Given exercise ->
Below is a block of records: output all of them exactly and leave out the pictures.

Records from a data source

** start **

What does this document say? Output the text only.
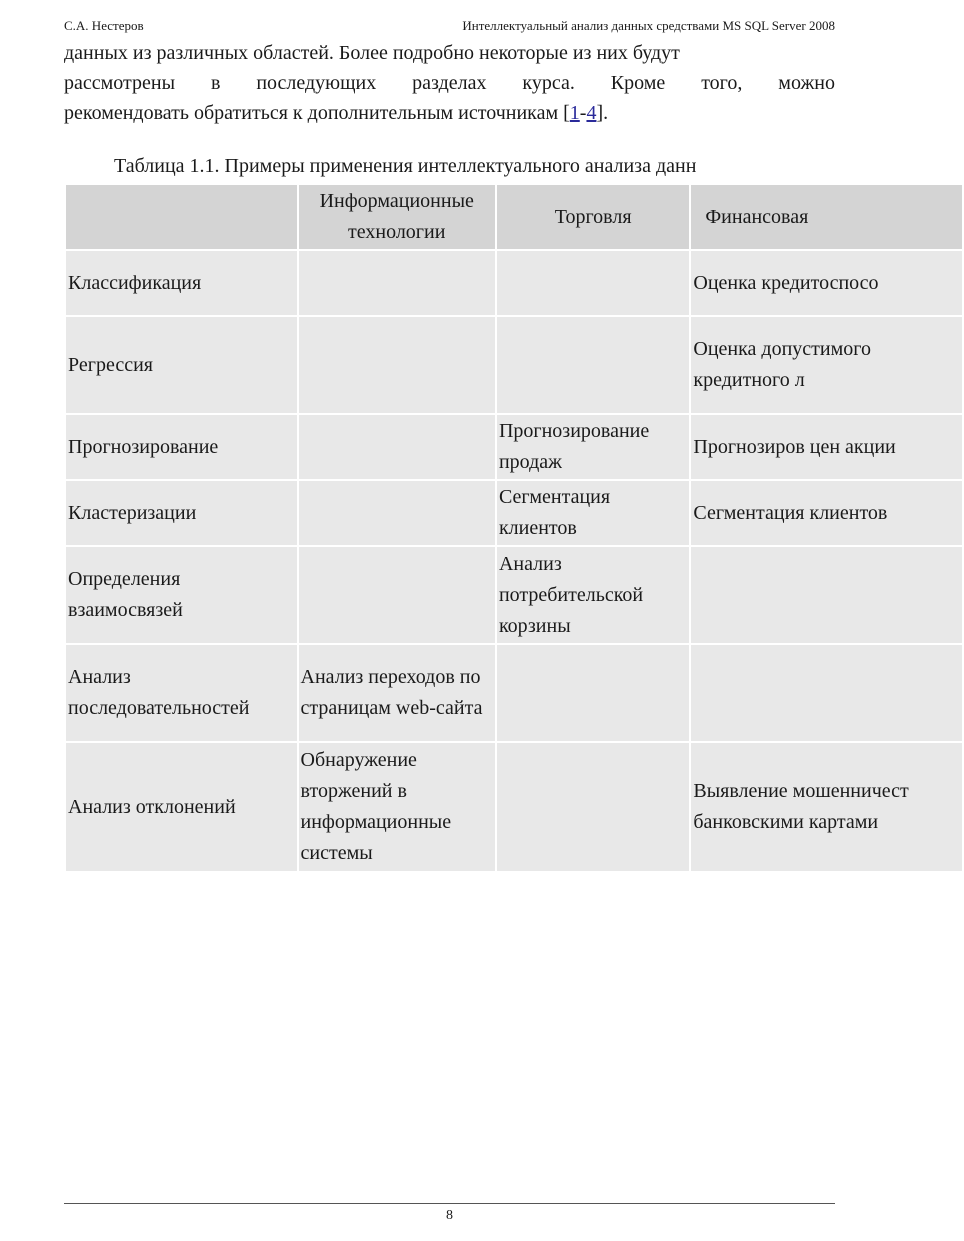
С.А. Нестеров	Интеллектуальный анализ данных средствами MS SQL Server 2008
данных из различных областей. Более подробно некоторые из них будут
рассмотрены в последующих разделах курса. Кроме того, можно
рекомендовать обратиться к дополнительным источникам [1-4].
Таблица 1.1. Примеры применения интеллектуального анализа данн
	Информационные технологии	Торговля	Финансовая
Классификация			Оценка кредитоспосо
Регрессия			Оценка допустимого кредитного л
Прогнозирование		Прогнозирование продаж	Прогнозиров цен акции
Кластеризации		Сегментация клиентов	Сегментация клиентов
Определения взаимосвязей		Анализ потребительской корзины	
Анализ последовательностей	Анализ переходов по страницам web-сайта		
Анализ отклонений	Обнаружение вторжений в информационные системы		Выявление мошенничест банковскими картами
8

** end **

The answer ->
What does this document say? Output the text only.
С.А. Нестеров	Интеллектуальный анализ данных средствами MS SQL Server 2008
данных из различных областей. Более подробно некоторые из них будут
рассмотрены в последующих разделах курса. Кроме того, можно
рекомендовать обратиться к дополнительным источникам [1-4].
Таблица 1.1. Примеры применения интеллектуального анализа данн
	Информационные технологии	Торговля	Финансовая
Классификация			Оценка кредитоспосо
Регрессия			Оценка допустимого кредитного л
Прогнозирование		Прогнозирование продаж	Прогнозиров цен акции
Кластеризации		Сегментация клиентов	Сегментация клиентов
Определения взаимосвязей		Анализ потребительской корзины	
Анализ последовательностей	Анализ переходов по страницам web-сайта		
Анализ отклонений	Обнаружение вторжений в информационные системы		Выявление мошенничест банковскими картами
8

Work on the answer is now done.